--- start RECORDS FOR THIS EXERCISE ---
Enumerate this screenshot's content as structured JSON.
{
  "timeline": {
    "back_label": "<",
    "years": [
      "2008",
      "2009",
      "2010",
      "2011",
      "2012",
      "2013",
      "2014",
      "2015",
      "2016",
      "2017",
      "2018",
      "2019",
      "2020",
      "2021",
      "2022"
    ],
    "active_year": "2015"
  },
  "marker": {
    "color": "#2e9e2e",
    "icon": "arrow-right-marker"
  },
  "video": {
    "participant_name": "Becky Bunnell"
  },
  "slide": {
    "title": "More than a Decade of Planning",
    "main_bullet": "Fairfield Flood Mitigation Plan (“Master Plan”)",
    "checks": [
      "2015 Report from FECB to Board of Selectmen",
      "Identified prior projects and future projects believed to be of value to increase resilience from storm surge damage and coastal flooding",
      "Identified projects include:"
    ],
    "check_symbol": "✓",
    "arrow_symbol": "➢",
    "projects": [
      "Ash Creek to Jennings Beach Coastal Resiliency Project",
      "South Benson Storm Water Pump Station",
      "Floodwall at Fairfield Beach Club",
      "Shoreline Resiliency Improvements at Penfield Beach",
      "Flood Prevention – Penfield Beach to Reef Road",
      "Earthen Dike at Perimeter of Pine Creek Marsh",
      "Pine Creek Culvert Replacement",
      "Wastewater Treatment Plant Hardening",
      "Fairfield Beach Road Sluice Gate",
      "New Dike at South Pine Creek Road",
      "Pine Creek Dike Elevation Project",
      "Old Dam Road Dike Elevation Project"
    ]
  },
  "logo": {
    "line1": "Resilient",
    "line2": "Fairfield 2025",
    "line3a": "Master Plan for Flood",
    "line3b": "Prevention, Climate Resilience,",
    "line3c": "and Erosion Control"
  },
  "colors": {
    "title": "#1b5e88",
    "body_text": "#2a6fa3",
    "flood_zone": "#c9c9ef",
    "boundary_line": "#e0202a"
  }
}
--- end RECORDS FOR THIS EXERCISE ---
▸ **SHORT PROBLEM**
Output the records exactly, including every line.

▸ **EXERCISE ANSWER**
Enumerate this screenshot's content as structured JSON.
{
  "timeline": {
    "back_label": "<",
    "years": [
      "2008",
      "2009",
      "2010",
      "2011",
      "2012",
      "2013",
      "2014",
      "2015",
      "2016",
      "2017",
      "2018",
      "2019",
      "2020",
      "2021",
      "2022"
    ],
    "active_year": "2015"
  },
  "marker": {
    "color": "#2e9e2e",
    "icon": "arrow-right-marker"
  },
  "video": {
    "participant_name": "Becky Bunnell"
  },
  "slide": {
    "title": "More than a Decade of Planning",
    "main_bullet": "Fairfield Flood Mitigation Plan (“Master Plan”)",
    "checks": [
      "2015 Report from FECB to Board of Selectmen",
      "Identified prior projects and future projects believed to be of value to increase resilience from storm surge damage and coastal flooding",
      "Identified projects include:"
    ],
    "check_symbol": "✓",
    "arrow_symbol": "➢",
    "projects": [
      "Ash Creek to Jennings Beach Coastal Resiliency Project",
      "South Benson Storm Water Pump Station",
      "Floodwall at Fairfield Beach Club",
      "Shoreline Resiliency Improvements at Penfield Beach",
      "Flood Prevention – Penfield Beach to Reef Road",
      "Earthen Dike at Perimeter of Pine Creek Marsh",
      "Pine Creek Culvert Replacement",
      "Wastewater Treatment Plant Hardening",
      "Fairfield Beach Road Sluice Gate",
      "New Dike at South Pine Creek Road",
      "Pine Creek Dike Elevation Project",
      "Old Dam Road Dike Elevation Project"
    ]
  },
  "logo": {
    "line1": "Resilient",
    "line2": "Fairfield 2025",
    "line3a": "Master Plan for Flood",
    "line3b": "Prevention, Climate Resilience,",
    "line3c": "and Erosion Control"
  },
  "colors": {
    "title": "#1b5e88",
    "body_text": "#2a6fa3",
    "flood_zone": "#c9c9ef",
    "boundary_line": "#e0202a"
  }
}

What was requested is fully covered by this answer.